*AIM OF THE EXERCISE:* Using the data beneath, show every line that includes the word "text".

*LISTED RECORDS:*
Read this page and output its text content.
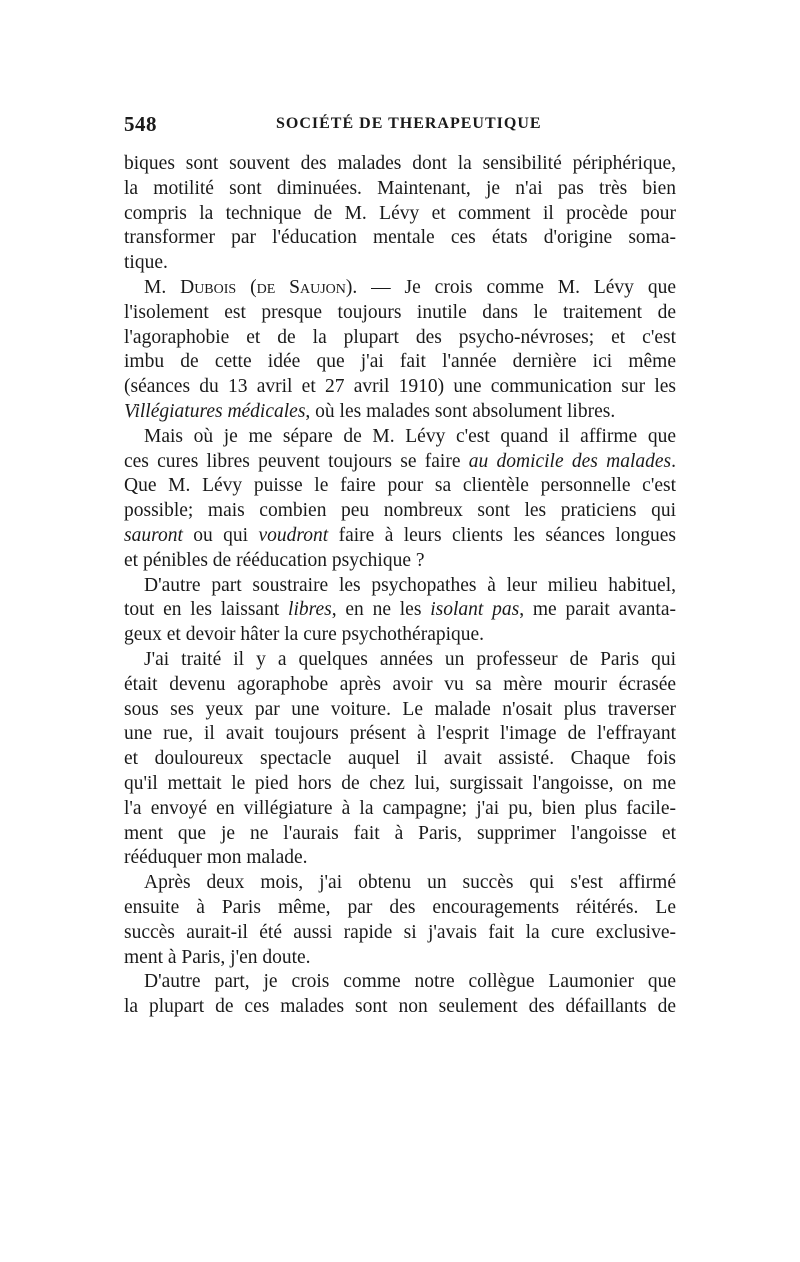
548	SOCIÉTÉ DE THERAPEUTIQUE
biques sont souvent des malades dont la sensibilité périphérique,
la motilité sont diminuées. Maintenant, je n'ai pas très bien
compris la technique de M. Lévy et comment il procède pour
transformer par l'éducation mentale ces états d'origine soma-
tique.
M. Dubois (de Saujon). — Je crois comme M. Lévy que
l'isolement est presque toujours inutile dans le traitement de
l'agoraphobie et de la plupart des psycho-névroses; et c'est
imbu de cette idée que j'ai fait l'année dernière ici même
(séances du 13 avril et 27 avril 1910) une communication sur les
Villégiatures médicales, où les malades sont absolument libres.
Mais où je me sépare de M. Lévy c'est quand il affirme que
ces cures libres peuvent toujours se faire au domicile des malades.
Que M. Lévy puisse le faire pour sa clientèle personnelle c'est
possible; mais combien peu nombreux sont les praticiens qui
sauront ou qui voudront faire à leurs clients les séances longues
et pénibles de rééducation psychique ?
D'autre part soustraire les psychopathes à leur milieu habituel,
tout en les laissant libres, en ne les isolant pas, me parait avanta-
geux et devoir hâter la cure psychothérapique.
J'ai traité il y a quelques années un professeur de Paris qui
était devenu agoraphobe après avoir vu sa mère mourir écrasée
sous ses yeux par une voiture. Le malade n'osait plus traverser
une rue, il avait toujours présent à l'esprit l'image de l'effrayant
et douloureux spectacle auquel il avait assisté. Chaque fois
qu'il mettait le pied hors de chez lui, surgissait l'angoisse, on me
l'a envoyé en villégiature à la campagne; j'ai pu, bien plus facile-
ment que je ne l'aurais fait à Paris, supprimer l'angoisse et
rééduquer mon malade.
Après deux mois, j'ai obtenu un succès qui s'est affirmé
ensuite à Paris même, par des encouragements réitérés. Le
succès aurait-il été aussi rapide si j'avais fait la cure exclusive-
ment à Paris, j'en doute.
D'autre part, je crois comme notre collègue Laumonier que
la plupart de ces malades sont non seulement des défaillants de
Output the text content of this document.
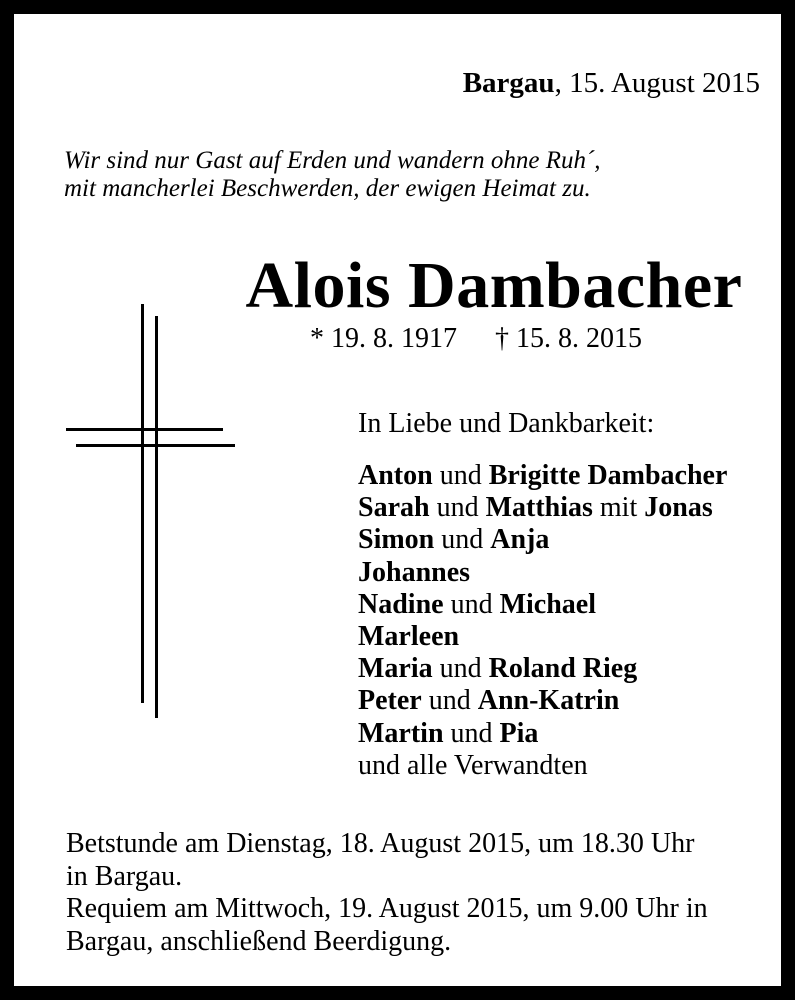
Bargau, 15. August 2015
Wir sind nur Gast auf Erden und wandern ohne Ruh´,
mit mancherlei Beschwerden, der ewigen Heimat zu.
Alois Dambacher
* 19. 8. 1917 † 15. 8. 2015
In Liebe und Dankbarkeit:
Anton und Brigitte Dambacher
Sarah und Matthias mit Jonas
Simon und Anja
Johannes
Nadine und Michael
Marleen
Maria und Roland Rieg
Peter und Ann-Katrin
Martin und Pia
und alle Verwandten
Betstunde am Dienstag, 18. August 2015, um 18.30 Uhr
in Bargau.
Requiem am Mittwoch, 19. August 2015, um 9.00 Uhr in
Bargau, anschließend Beerdigung.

*THE REPLY:*
Read this page and output its text content.
Output the text content of this document.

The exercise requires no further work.